TASK BRIEF:
Return all the data, word for word.

Raw records:

##############################

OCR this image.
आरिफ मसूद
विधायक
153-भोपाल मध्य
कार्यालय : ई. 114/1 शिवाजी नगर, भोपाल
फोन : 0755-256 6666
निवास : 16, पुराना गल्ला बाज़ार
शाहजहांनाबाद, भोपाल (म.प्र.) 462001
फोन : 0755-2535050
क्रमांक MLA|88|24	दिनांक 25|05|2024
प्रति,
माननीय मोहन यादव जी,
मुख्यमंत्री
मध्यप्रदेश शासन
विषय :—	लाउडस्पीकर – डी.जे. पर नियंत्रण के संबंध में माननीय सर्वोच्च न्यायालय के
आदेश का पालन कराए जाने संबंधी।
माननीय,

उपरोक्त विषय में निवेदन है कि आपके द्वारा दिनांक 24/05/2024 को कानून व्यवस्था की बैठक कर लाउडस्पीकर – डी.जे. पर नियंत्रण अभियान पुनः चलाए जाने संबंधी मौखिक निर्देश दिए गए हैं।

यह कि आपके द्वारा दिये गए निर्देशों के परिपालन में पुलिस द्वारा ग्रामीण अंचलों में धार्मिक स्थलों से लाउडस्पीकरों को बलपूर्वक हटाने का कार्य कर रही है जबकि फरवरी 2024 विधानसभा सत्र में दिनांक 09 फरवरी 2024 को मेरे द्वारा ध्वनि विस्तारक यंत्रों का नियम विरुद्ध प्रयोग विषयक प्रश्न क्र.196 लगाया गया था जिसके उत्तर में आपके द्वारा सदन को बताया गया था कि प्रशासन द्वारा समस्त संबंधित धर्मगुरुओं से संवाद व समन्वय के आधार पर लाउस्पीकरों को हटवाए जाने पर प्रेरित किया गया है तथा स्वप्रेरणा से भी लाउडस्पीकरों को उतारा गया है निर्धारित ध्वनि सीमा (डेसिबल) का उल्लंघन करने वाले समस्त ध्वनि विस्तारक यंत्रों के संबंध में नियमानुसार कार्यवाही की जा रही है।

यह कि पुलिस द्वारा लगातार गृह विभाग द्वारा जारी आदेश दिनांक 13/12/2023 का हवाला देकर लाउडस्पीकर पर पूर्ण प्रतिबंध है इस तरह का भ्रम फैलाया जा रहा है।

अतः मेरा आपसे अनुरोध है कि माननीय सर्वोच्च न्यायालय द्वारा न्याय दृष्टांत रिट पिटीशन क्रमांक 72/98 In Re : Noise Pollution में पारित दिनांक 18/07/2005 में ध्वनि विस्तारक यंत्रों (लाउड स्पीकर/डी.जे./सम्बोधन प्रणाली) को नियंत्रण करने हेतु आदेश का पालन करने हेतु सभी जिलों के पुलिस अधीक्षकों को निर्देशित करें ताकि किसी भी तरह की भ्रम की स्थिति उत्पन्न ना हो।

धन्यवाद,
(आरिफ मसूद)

##############################

CORRECT RESULT:
OCR this image.
आरिफ मसूद
विधायक
153-भोपाल मध्य
कार्यालय : ई. 114/1 शिवाजी नगर, भोपाल
फोन : 0755-256 6666
निवास : 16, पुराना गल्ला बाज़ार
शाहजहांनाबाद, भोपाल (म.प्र.) 462001
फोन : 0755-2535050
क्रमांक MLA|88|24	दिनांक 25|05|2024
प्रति,
माननीय मोहन यादव जी,
मुख्यमंत्री
मध्यप्रदेश शासन
विषय :—	लाउडस्पीकर – डी.जे. पर नियंत्रण के संबंध में माननीय सर्वोच्च न्यायालय के
आदेश का पालन कराए जाने संबंधी।
माननीय,

उपरोक्त विषय में निवेदन है कि आपके द्वारा दिनांक 24/05/2024 को कानून व्यवस्था की बैठक कर लाउडस्पीकर – डी.जे. पर नियंत्रण अभियान पुनः चलाए जाने संबंधी मौखिक निर्देश दिए गए हैं।

यह कि आपके द्वारा दिये गए निर्देशों के परिपालन में पुलिस द्वारा ग्रामीण अंचलों में धार्मिक स्थलों से लाउडस्पीकरों को बलपूर्वक हटाने का कार्य कर रही है जबकि फरवरी 2024 विधानसभा सत्र में दिनांक 09 फरवरी 2024 को मेरे द्वारा ध्वनि विस्तारक यंत्रों का नियम विरुद्ध प्रयोग विषयक प्रश्न क्र.196 लगाया गया था जिसके उत्तर में आपके द्वारा सदन को बताया गया था कि प्रशासन द्वारा समस्त संबंधित धर्मगुरुओं से संवाद व समन्वय के आधार पर लाउस्पीकरों को हटवाए जाने पर प्रेरित किया गया है तथा स्वप्रेरणा से भी लाउडस्पीकरों को उतारा गया है निर्धारित ध्वनि सीमा (डेसिबल) का उल्लंघन करने वाले समस्त ध्वनि विस्तारक यंत्रों के संबंध में नियमानुसार कार्यवाही की जा रही है।

यह कि पुलिस द्वारा लगातार गृह विभाग द्वारा जारी आदेश दिनांक 13/12/2023 का हवाला देकर लाउडस्पीकर पर पूर्ण प्रतिबंध है इस तरह का भ्रम फैलाया जा रहा है।

अतः मेरा आपसे अनुरोध है कि माननीय सर्वोच्च न्यायालय द्वारा न्याय दृष्टांत रिट पिटीशन क्रमांक 72/98 In Re : Noise Pollution में पारित दिनांक 18/07/2005 में ध्वनि विस्तारक यंत्रों (लाउड स्पीकर/डी.जे./सम्बोधन प्रणाली) को नियंत्रण करने हेतु आदेश का पालन करने हेतु सभी जिलों के पुलिस अधीक्षकों को निर्देशित करें ताकि किसी भी तरह की भ्रम की स्थिति उत्पन्न ना हो।

धन्यवाद,
(आरिफ मसूद)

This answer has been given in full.